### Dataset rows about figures

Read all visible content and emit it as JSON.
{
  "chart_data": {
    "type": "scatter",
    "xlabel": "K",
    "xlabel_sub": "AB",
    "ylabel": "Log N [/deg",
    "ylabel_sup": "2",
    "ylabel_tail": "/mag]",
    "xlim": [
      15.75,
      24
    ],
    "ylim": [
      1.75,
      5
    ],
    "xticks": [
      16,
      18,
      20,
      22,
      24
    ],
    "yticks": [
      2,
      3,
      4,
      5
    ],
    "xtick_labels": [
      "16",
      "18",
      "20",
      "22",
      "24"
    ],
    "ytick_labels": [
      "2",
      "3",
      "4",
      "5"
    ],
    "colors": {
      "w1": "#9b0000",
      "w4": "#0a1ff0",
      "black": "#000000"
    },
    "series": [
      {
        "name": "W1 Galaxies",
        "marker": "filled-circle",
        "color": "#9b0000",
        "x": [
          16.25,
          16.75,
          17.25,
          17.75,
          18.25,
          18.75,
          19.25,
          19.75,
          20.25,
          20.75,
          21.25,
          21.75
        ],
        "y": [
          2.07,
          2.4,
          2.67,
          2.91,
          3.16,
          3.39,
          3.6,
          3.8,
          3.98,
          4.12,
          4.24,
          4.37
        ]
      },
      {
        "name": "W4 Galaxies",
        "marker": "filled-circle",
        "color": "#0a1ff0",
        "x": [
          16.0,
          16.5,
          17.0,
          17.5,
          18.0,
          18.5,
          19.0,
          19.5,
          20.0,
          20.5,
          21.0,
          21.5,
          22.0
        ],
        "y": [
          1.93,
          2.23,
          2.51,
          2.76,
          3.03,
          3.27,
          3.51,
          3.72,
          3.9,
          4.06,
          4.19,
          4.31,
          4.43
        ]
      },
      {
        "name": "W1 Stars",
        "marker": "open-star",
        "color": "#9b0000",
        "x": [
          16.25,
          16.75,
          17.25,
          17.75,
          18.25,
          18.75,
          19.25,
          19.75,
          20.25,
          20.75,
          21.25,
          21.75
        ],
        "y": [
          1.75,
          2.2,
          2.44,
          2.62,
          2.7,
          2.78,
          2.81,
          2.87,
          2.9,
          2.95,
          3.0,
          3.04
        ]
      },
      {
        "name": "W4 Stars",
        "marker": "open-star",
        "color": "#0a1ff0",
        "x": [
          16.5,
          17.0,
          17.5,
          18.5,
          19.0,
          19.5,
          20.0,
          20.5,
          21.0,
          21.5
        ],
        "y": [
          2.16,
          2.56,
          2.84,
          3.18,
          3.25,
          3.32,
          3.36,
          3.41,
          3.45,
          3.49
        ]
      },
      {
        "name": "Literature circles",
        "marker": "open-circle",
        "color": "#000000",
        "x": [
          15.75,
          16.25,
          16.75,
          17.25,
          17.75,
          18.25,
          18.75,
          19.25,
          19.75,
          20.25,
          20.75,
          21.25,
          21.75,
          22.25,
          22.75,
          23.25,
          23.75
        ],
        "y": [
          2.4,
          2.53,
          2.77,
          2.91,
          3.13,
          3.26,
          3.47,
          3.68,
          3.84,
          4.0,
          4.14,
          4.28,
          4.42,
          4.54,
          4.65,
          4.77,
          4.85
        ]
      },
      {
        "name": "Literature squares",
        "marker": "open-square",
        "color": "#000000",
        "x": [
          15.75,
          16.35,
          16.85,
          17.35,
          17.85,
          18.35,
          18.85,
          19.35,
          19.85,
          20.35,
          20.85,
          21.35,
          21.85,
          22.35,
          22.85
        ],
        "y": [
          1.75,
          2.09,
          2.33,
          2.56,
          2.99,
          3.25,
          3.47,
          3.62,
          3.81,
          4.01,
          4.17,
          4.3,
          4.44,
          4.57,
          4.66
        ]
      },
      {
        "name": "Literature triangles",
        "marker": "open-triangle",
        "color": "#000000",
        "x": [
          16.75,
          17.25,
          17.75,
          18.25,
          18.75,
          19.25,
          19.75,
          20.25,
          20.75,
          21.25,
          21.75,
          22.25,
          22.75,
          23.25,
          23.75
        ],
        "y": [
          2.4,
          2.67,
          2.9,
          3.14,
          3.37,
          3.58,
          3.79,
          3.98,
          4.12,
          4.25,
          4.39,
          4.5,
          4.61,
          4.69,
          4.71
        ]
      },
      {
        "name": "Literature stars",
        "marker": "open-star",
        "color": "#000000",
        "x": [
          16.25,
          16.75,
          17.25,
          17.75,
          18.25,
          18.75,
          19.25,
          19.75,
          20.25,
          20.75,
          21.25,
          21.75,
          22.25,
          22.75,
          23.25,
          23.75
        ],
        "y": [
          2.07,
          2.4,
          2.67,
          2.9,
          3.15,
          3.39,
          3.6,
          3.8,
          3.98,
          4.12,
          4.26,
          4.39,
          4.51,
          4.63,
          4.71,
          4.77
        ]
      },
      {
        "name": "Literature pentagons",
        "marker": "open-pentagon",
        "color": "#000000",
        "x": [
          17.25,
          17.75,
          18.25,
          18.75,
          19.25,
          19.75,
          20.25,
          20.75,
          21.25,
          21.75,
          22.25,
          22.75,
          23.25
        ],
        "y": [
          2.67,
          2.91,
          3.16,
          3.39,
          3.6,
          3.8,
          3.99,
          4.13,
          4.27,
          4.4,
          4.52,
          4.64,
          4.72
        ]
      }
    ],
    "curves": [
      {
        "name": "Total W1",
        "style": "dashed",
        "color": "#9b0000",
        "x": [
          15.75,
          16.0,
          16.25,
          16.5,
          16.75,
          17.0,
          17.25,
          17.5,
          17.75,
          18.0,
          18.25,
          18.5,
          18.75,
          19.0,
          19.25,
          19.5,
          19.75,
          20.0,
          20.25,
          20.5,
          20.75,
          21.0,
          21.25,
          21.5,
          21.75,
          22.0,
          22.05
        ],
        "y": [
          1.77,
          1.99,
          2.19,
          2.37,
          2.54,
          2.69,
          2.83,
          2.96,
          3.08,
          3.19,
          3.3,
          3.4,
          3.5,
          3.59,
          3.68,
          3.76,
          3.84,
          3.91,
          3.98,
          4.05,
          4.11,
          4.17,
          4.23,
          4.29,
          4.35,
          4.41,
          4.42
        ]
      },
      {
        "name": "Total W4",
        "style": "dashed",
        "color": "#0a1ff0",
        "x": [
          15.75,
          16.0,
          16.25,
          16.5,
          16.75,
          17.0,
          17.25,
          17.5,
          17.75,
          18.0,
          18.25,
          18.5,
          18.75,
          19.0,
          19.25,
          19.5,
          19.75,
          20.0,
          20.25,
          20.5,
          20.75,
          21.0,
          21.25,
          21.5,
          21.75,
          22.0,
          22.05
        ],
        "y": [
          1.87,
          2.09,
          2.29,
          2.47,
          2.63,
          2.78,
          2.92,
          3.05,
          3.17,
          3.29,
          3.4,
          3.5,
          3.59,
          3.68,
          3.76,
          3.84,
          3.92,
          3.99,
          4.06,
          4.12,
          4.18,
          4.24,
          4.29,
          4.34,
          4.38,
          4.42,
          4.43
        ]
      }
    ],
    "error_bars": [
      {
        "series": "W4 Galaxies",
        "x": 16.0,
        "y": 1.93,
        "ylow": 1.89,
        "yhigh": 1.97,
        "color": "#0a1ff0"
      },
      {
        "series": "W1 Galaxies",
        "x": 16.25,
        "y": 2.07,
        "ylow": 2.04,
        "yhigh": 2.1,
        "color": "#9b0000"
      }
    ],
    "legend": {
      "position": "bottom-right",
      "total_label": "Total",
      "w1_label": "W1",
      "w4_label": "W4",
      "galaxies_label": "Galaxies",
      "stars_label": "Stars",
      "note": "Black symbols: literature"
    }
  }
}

### EXERCISE DESCRIPTION
Write out all the data again, exactly as it appears.

### WRITTEN REPLY
Read all visible content and emit it as JSON.
{
  "chart_data": {
    "type": "scatter",
    "xlabel": "K",
    "xlabel_sub": "AB",
    "ylabel": "Log N [/deg",
    "ylabel_sup": "2",
    "ylabel_tail": "/mag]",
    "xlim": [
      15.75,
      24
    ],
    "ylim": [
      1.75,
      5
    ],
    "xticks": [
      16,
      18,
      20,
      22,
      24
    ],
    "yticks": [
      2,
      3,
      4,
      5
    ],
    "xtick_labels": [
      "16",
      "18",
      "20",
      "22",
      "24"
    ],
    "ytick_labels": [
      "2",
      "3",
      "4",
      "5"
    ],
    "colors": {
      "w1": "#9b0000",
      "w4": "#0a1ff0",
      "black": "#000000"
    },
    "series": [
      {
        "name": "W1 Galaxies",
        "marker": "filled-circle",
        "color": "#9b0000",
        "x": [
          16.25,
          16.75,
          17.25,
          17.75,
          18.25,
          18.75,
          19.25,
          19.75,
          20.25,
          20.75,
          21.25,
          21.75
        ],
        "y": [
          2.07,
          2.4,
          2.67,
          2.91,
          3.16,
          3.39,
          3.6,
          3.8,
          3.98,
          4.12,
          4.24,
          4.37
        ]
      },
      {
        "name": "W4 Galaxies",
        "marker": "filled-circle",
        "color": "#0a1ff0",
        "x": [
          16.0,
          16.5,
          17.0,
          17.5,
          18.0,
          18.5,
          19.0,
          19.5,
          20.0,
          20.5,
          21.0,
          21.5,
          22.0
        ],
        "y": [
          1.93,
          2.23,
          2.51,
          2.76,
          3.03,
          3.27,
          3.51,
          3.72,
          3.9,
          4.06,
          4.19,
          4.31,
          4.43
        ]
      },
      {
        "name": "W1 Stars",
        "marker": "open-star",
        "color": "#9b0000",
        "x": [
          16.25,
          16.75,
          17.25,
          17.75,
          18.25,
          18.75,
          19.25,
          19.75,
          20.25,
          20.75,
          21.25,
          21.75
        ],
        "y": [
          1.75,
          2.2,
          2.44,
          2.62,
          2.7,
          2.78,
          2.81,
          2.87,
          2.9,
          2.95,
          3.0,
          3.04
        ]
      },
      {
        "name": "W4 Stars",
        "marker": "open-star",
        "color": "#0a1ff0",
        "x": [
          16.5,
          17.0,
          17.5,
          18.5,
          19.0,
          19.5,
          20.0,
          20.5,
          21.0,
          21.5
        ],
        "y": [
          2.16,
          2.56,
          2.84,
          3.18,
          3.25,
          3.32,
          3.36,
          3.41,
          3.45,
          3.49
        ]
      },
      {
        "name": "Literature circles",
        "marker": "open-circle",
        "color": "#000000",
        "x": [
          15.75,
          16.25,
          16.75,
          17.25,
          17.75,
          18.25,
          18.75,
          19.25,
          19.75,
          20.25,
          20.75,
          21.25,
          21.75,
          22.25,
          22.75,
          23.25,
          23.75
        ],
        "y": [
          2.4,
          2.53,
          2.77,
          2.91,
          3.13,
          3.26,
          3.47,
          3.68,
          3.84,
          4.0,
          4.14,
          4.28,
          4.42,
          4.54,
          4.65,
          4.77,
          4.85
        ]
      },
      {
        "name": "Literature squares",
        "marker": "open-square",
        "color": "#000000",
        "x": [
          15.75,
          16.35,
          16.85,
          17.35,
          17.85,
          18.35,
          18.85,
          19.35,
          19.85,
          20.35,
          20.85,
          21.35,
          21.85,
          22.35,
          22.85
        ],
        "y": [
          1.75,
          2.09,
          2.33,
          2.56,
          2.99,
          3.25,
          3.47,
          3.62,
          3.81,
          4.01,
          4.17,
          4.3,
          4.44,
          4.57,
          4.66
        ]
      },
      {
        "name": "Literature triangles",
        "marker": "open-triangle",
        "color": "#000000",
        "x": [
          16.75,
          17.25,
          17.75,
          18.25,
          18.75,
          19.25,
          19.75,
          20.25,
          20.75,
          21.25,
          21.75,
          22.25,
          22.75,
          23.25,
          23.75
        ],
        "y": [
          2.4,
          2.67,
          2.9,
          3.14,
          3.37,
          3.58,
          3.79,
          3.98,
          4.12,
          4.25,
          4.39,
          4.5,
          4.61,
          4.69,
          4.71
        ]
      },
      {
        "name": "Literature stars",
        "marker": "open-star",
        "color": "#000000",
        "x": [
          16.25,
          16.75,
          17.25,
          17.75,
          18.25,
          18.75,
          19.25,
          19.75,
          20.25,
          20.75,
          21.25,
          21.75,
          22.25,
          22.75,
          23.25,
          23.75
        ],
        "y": [
          2.07,
          2.4,
          2.67,
          2.9,
          3.15,
          3.39,
          3.6,
          3.8,
          3.98,
          4.12,
          4.26,
          4.39,
          4.51,
          4.63,
          4.71,
          4.77
        ]
      },
      {
        "name": "Literature pentagons",
        "marker": "open-pentagon",
        "color": "#000000",
        "x": [
          17.25,
          17.75,
          18.25,
          18.75,
          19.25,
          19.75,
          20.25,
          20.75,
          21.25,
          21.75,
          22.25,
          22.75,
          23.25
        ],
        "y": [
          2.67,
          2.91,
          3.16,
          3.39,
          3.6,
          3.8,
          3.99,
          4.13,
          4.27,
          4.4,
          4.52,
          4.64,
          4.72
        ]
      }
    ],
    "curves": [
      {
        "name": "Total W1",
        "style": "dashed",
        "color": "#9b0000",
        "x": [
          15.75,
          16.0,
          16.25,
          16.5,
          16.75,
          17.0,
          17.25,
          17.5,
          17.75,
          18.0,
          18.25,
          18.5,
          18.75,
          19.0,
          19.25,
          19.5,
          19.75,
          20.0,
          20.25,
          20.5,
          20.75,
          21.0,
          21.25,
          21.5,
          21.75,
          22.0,
          22.05
        ],
        "y": [
          1.77,
          1.99,
          2.19,
          2.37,
          2.54,
          2.69,
          2.83,
          2.96,
          3.08,
          3.19,
          3.3,
          3.4,
          3.5,
          3.59,
          3.68,
          3.76,
          3.84,
          3.91,
          3.98,
          4.05,
          4.11,
          4.17,
          4.23,
          4.29,
          4.35,
          4.41,
          4.42
        ]
      },
      {
        "name": "Total W4",
        "style": "dashed",
        "color": "#0a1ff0",
        "x": [
          15.75,
          16.0,
          16.25,
          16.5,
          16.75,
          17.0,
          17.25,
          17.5,
          17.75,
          18.0,
          18.25,
          18.5,
          18.75,
          19.0,
          19.25,
          19.5,
          19.75,
          20.0,
          20.25,
          20.5,
          20.75,
          21.0,
          21.25,
          21.5,
          21.75,
          22.0,
          22.05
        ],
        "y": [
          1.87,
          2.09,
          2.29,
          2.47,
          2.63,
          2.78,
          2.92,
          3.05,
          3.17,
          3.29,
          3.4,
          3.5,
          3.59,
          3.68,
          3.76,
          3.84,
          3.92,
          3.99,
          4.06,
          4.12,
          4.18,
          4.24,
          4.29,
          4.34,
          4.38,
          4.42,
          4.43
        ]
      }
    ],
    "error_bars": [
      {
        "series": "W4 Galaxies",
        "x": 16.0,
        "y": 1.93,
        "ylow": 1.89,
        "yhigh": 1.97,
        "color": "#0a1ff0"
      },
      {
        "series": "W1 Galaxies",
        "x": 16.25,
        "y": 2.07,
        "ylow": 2.04,
        "yhigh": 2.1,
        "color": "#9b0000"
      }
    ],
    "legend": {
      "position": "bottom-right",
      "total_label": "Total",
      "w1_label": "W1",
      "w4_label": "W4",
      "galaxies_label": "Galaxies",
      "stars_label": "Stars",
      "note": "Black symbols: literature"
    }
  }
}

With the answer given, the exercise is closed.